──────── GIVEN DATA
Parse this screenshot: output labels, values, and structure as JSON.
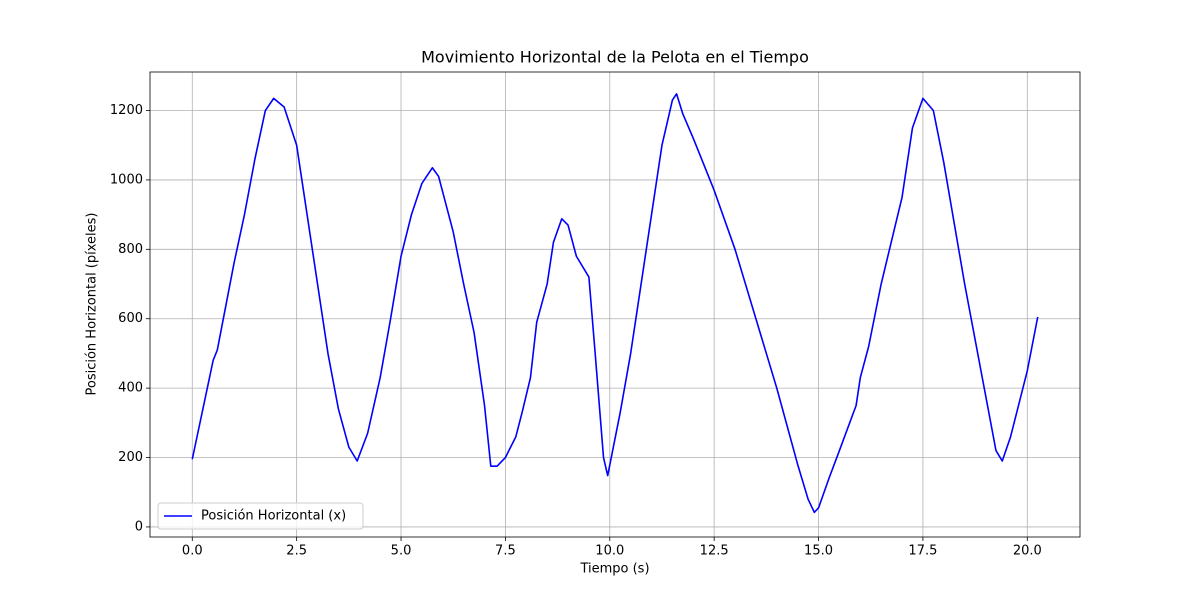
{
  "chart_data": {
    "type": "line",
    "title": "Movimiento Horizontal de la Pelota en el Tiempo",
    "x_label": "Tiempo (s)",
    "y_label": "Posición Horizontal (píxeles)",
    "x": [
      0,
      0.5,
      0.6,
      1.0,
      1.25,
      1.5,
      1.75,
      1.95,
      2.2,
      2.5,
      2.75,
      3.0,
      3.25,
      3.5,
      3.75,
      3.95,
      4.2,
      4.5,
      4.75,
      5.0,
      5.25,
      5.5,
      5.75,
      5.9,
      6.25,
      6.5,
      6.75,
      7.0,
      7.15,
      7.3,
      7.5,
      7.75,
      7.9,
      8.1,
      8.25,
      8.5,
      8.65,
      8.85,
      9.0,
      9.2,
      9.5,
      9.65,
      9.85,
      9.95,
      10.25,
      10.5,
      11.0,
      11.25,
      11.5,
      11.6,
      11.75,
      12.0,
      12.5,
      13.0,
      13.5,
      14.0,
      14.5,
      14.75,
      14.9,
      15.0,
      15.25,
      15.5,
      15.9,
      16.0,
      16.2,
      16.5,
      17.0,
      17.25,
      17.5,
      17.75,
      18.0,
      18.5,
      19.0,
      19.25,
      19.4,
      19.6,
      20.0,
      20.25
    ],
    "series": [
      {
        "name": "Posición Horizontal (x)",
        "color": "#0000ff",
        "values": [
          195,
          480,
          510,
          760,
          900,
          1060,
          1200,
          1235,
          1210,
          1100,
          900,
          700,
          500,
          340,
          230,
          190,
          270,
          430,
          600,
          780,
          900,
          990,
          1035,
          1010,
          850,
          700,
          560,
          350,
          175,
          175,
          200,
          260,
          330,
          430,
          590,
          700,
          820,
          888,
          870,
          780,
          720,
          500,
          200,
          148,
          330,
          500,
          900,
          1100,
          1230,
          1248,
          1190,
          1120,
          970,
          800,
          600,
          400,
          180,
          80,
          42,
          55,
          140,
          220,
          350,
          430,
          520,
          700,
          950,
          1150,
          1235,
          1200,
          1050,
          700,
          380,
          220,
          190,
          260,
          450,
          605
        ]
      }
    ],
    "xlim": [
      -1.0125,
      21.2625
    ],
    "ylim": [
      -29,
      1311
    ],
    "xticks": [
      {
        "value": 0,
        "label": "0.0"
      },
      2.5,
      {
        "value": 5,
        "label": "5.0"
      },
      7.5,
      {
        "value": 10,
        "label": "10.0"
      },
      12.5,
      {
        "value": 15,
        "label": "15.0"
      },
      17.5,
      {
        "value": 20,
        "label": "20.0"
      }
    ],
    "yticks": [
      0,
      200,
      400,
      600,
      800,
      1000,
      1200
    ],
    "grid": true,
    "legend": "lower left"
  }
}
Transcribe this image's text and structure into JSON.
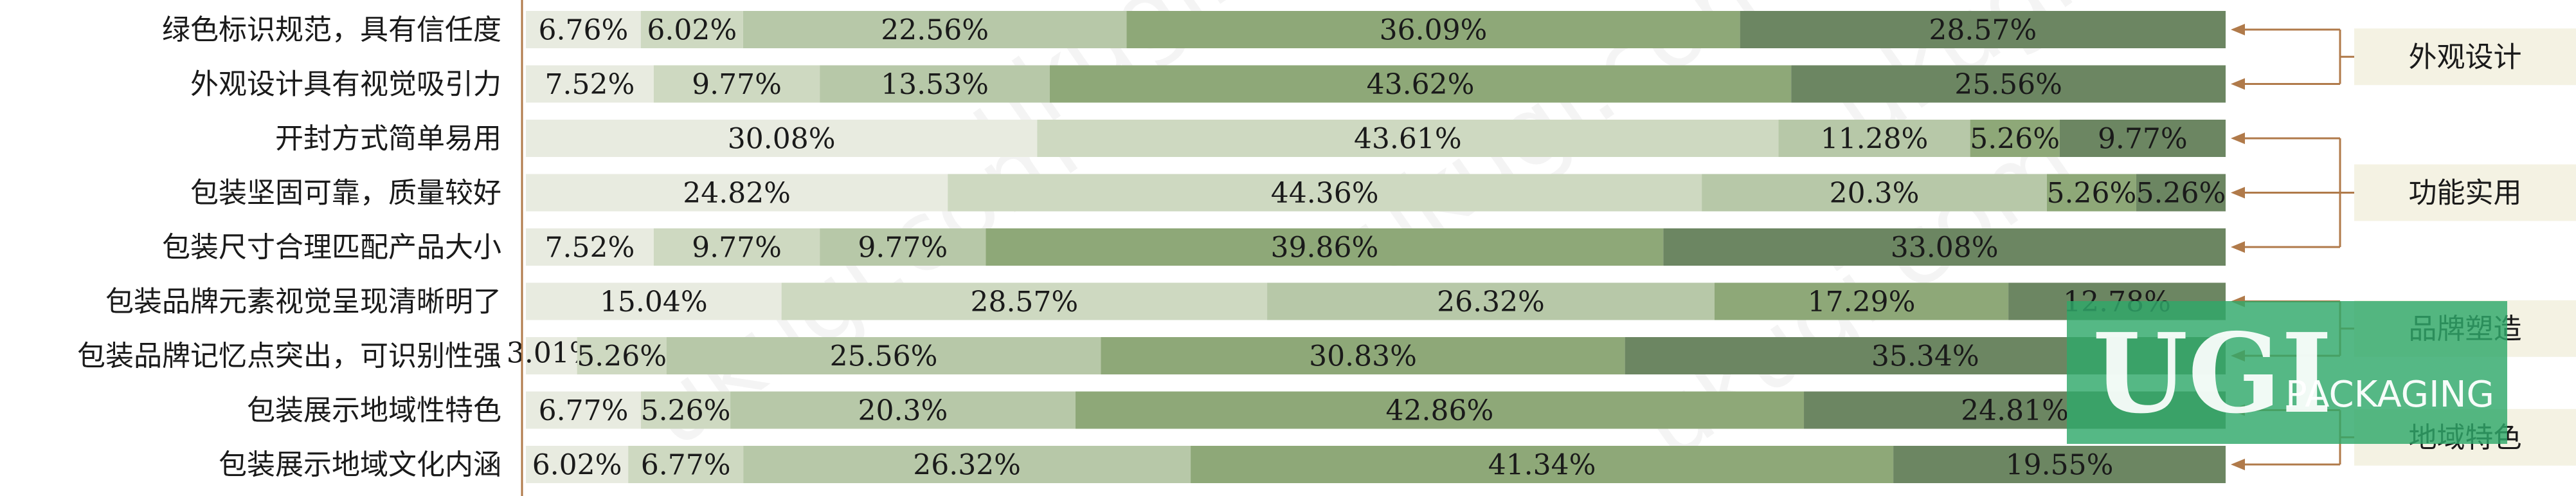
{
  "chart_data": {
    "type": "bar",
    "orientation": "horizontal",
    "stacked": "percent",
    "categories": [
      "绿色标识规范，具有信任度",
      "外观设计具有视觉吸引力",
      "开封方式简单易用",
      "包装坚固可靠，质量较好",
      "包装尺寸合理匹配产品大小",
      "包装品牌元素视觉呈现清晰明了",
      "包装品牌记忆点突出，可识别性强",
      "包装展示地域性特色",
      "包装展示地域文化内涵"
    ],
    "series": [
      {
        "values": [
          6.76,
          7.52,
          30.08,
          24.82,
          7.52,
          15.04,
          3.01,
          6.77,
          6.02
        ],
        "labels": [
          "6.76%",
          "7.52%",
          "30.08%",
          "24.82%",
          "7.52%",
          "15.04%",
          "3.01%",
          "6.77%",
          "6.02%"
        ]
      },
      {
        "values": [
          6.02,
          9.77,
          43.61,
          44.36,
          9.77,
          28.57,
          5.26,
          5.26,
          6.77
        ],
        "labels": [
          "6.02%",
          "9.77%",
          "43.61%",
          "44.36%",
          "9.77%",
          "28.57%",
          "5.26%",
          "5.26%",
          "6.77%"
        ]
      },
      {
        "values": [
          22.56,
          13.53,
          11.28,
          20.3,
          9.77,
          26.32,
          25.56,
          20.3,
          26.32
        ],
        "labels": [
          "22.56%",
          "13.53%",
          "11.28%",
          "20.3%",
          "9.77%",
          "26.32%",
          "25.56%",
          "20.3%",
          "26.32%"
        ]
      },
      {
        "values": [
          36.09,
          43.62,
          5.26,
          5.26,
          39.86,
          17.29,
          30.83,
          42.86,
          41.34
        ],
        "labels": [
          "36.09%",
          "43.62%",
          "5.26%",
          "5.26%",
          "39.86%",
          "17.29%",
          "30.83%",
          "42.86%",
          "41.34%"
        ]
      },
      {
        "values": [
          28.57,
          25.56,
          9.77,
          5.26,
          33.08,
          12.78,
          35.34,
          24.81,
          19.55
        ],
        "labels": [
          "28.57%",
          "25.56%",
          "9.77%",
          "5.26%",
          "33.08%",
          "12.78%",
          "35.34%",
          "24.81%",
          "19.55%"
        ]
      }
    ],
    "series_colors": [
      "#e8ebe0",
      "#ced9c1",
      "#b7c8a8",
      "#8ea878",
      "#6c8662"
    ],
    "xlim": [
      0,
      100
    ],
    "groups": [
      {
        "label": "外观设计",
        "rows": [
          0,
          1
        ]
      },
      {
        "label": "功能实用",
        "rows": [
          2,
          3,
          4
        ]
      },
      {
        "label": "品牌塑造",
        "rows": [
          5,
          6
        ]
      },
      {
        "label": "地域特色",
        "rows": [
          7,
          8
        ]
      }
    ],
    "bracket_color": "#b07a4a",
    "group_box_color": "#f4f2e3"
  },
  "watermark": {
    "logo_text": "UGI",
    "logo_subtext": "PACKAGING",
    "logo_color": "#2fa86a",
    "repeated_text": "ukugi.com"
  }
}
────────────────
## TASK DESCRIPTION
Copy out every line from the material above in which the word "Posición" appears.

## COMPLETED TASK
    "y_label": "Posición Horizontal (píxeles)",
        "name": "Posición Horizontal (x)",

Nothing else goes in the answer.